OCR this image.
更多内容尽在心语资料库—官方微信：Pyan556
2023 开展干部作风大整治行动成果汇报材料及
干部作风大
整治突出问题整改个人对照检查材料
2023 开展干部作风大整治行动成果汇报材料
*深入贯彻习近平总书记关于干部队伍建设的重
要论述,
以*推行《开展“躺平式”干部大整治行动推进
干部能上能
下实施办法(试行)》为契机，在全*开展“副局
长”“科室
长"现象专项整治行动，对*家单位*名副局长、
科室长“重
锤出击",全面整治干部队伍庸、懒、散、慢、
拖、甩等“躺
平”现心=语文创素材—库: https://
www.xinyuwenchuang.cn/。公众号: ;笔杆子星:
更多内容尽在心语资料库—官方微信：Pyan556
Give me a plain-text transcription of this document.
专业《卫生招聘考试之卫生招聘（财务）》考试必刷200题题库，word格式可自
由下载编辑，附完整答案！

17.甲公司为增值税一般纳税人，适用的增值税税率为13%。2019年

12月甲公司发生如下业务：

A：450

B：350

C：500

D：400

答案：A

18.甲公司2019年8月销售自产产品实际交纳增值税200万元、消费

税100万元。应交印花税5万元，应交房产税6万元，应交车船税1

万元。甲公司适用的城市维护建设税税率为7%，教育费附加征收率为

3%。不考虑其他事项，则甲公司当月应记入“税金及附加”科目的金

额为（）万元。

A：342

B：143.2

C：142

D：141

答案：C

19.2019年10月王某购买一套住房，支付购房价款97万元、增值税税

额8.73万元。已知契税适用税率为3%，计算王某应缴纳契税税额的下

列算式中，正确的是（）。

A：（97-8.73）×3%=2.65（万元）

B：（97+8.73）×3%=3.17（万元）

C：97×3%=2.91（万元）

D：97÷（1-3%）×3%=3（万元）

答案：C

···

Pull out every line containing "this".

OCR this image.
Give me a plain-text transcription of this document.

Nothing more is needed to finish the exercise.